*Raw records:*
┏━━
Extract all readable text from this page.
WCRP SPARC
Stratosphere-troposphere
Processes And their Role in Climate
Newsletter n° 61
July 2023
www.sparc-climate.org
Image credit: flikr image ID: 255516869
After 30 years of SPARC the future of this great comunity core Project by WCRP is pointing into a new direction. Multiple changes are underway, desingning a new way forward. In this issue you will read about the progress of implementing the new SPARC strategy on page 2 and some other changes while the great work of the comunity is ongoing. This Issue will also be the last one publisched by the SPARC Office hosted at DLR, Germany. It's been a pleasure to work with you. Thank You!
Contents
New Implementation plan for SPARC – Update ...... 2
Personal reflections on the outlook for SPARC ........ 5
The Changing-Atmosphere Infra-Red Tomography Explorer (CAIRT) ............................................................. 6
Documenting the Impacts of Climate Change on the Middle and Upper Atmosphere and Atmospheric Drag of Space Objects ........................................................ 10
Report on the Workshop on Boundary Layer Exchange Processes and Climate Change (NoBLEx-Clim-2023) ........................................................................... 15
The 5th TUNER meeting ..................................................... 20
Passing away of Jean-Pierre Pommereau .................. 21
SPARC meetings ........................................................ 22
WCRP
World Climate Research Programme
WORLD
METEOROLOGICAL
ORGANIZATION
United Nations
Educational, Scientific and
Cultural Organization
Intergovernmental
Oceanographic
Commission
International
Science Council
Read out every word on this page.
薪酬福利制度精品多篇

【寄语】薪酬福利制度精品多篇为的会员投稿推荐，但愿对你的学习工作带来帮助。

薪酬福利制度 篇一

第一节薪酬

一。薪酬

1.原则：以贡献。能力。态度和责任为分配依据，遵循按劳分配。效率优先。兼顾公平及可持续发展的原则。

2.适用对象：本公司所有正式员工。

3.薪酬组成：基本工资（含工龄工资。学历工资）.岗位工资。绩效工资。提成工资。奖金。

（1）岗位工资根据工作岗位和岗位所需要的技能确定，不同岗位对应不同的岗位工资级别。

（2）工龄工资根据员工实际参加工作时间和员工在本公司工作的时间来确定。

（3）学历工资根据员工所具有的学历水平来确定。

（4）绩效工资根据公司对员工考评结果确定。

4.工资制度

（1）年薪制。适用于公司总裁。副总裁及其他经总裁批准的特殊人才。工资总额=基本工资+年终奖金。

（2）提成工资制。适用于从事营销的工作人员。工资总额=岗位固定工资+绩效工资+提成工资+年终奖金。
┗━━
*Task details:* Copy each line exactly, from the line containing "Read out every word on this page." down to the last line of the material, and no other lines.

*Answer:*
Read out every word on this page.
薪酬福利制度精品多篇

【寄语】薪酬福利制度精品多篇为的会员投稿推荐，但愿对你的学习工作带来帮助。

薪酬福利制度 篇一

第一节薪酬

一。薪酬

1.原则：以贡献。能力。态度和责任为分配依据，遵循按劳分配。效率优先。兼顾公平及可持续发展的原则。

2.适用对象：本公司所有正式员工。

3.薪酬组成：基本工资（含工龄工资。学历工资）.岗位工资。绩效工资。提成工资。奖金。

（1）岗位工资根据工作岗位和岗位所需要的技能确定，不同岗位对应不同的岗位工资级别。

（2）工龄工资根据员工实际参加工作时间和员工在本公司工作的时间来确定。

（3）学历工资根据员工所具有的学历水平来确定。

（4）绩效工资根据公司对员工考评结果确定。

4.工资制度

（1）年薪制。适用于公司总裁。副总裁及其他经总裁批准的特殊人才。工资总额=基本工资+年终奖金。

（2）提成工资制。适用于从事营销的工作人员。工资总额=岗位固定工资+绩效工资+提成工资+年终奖金。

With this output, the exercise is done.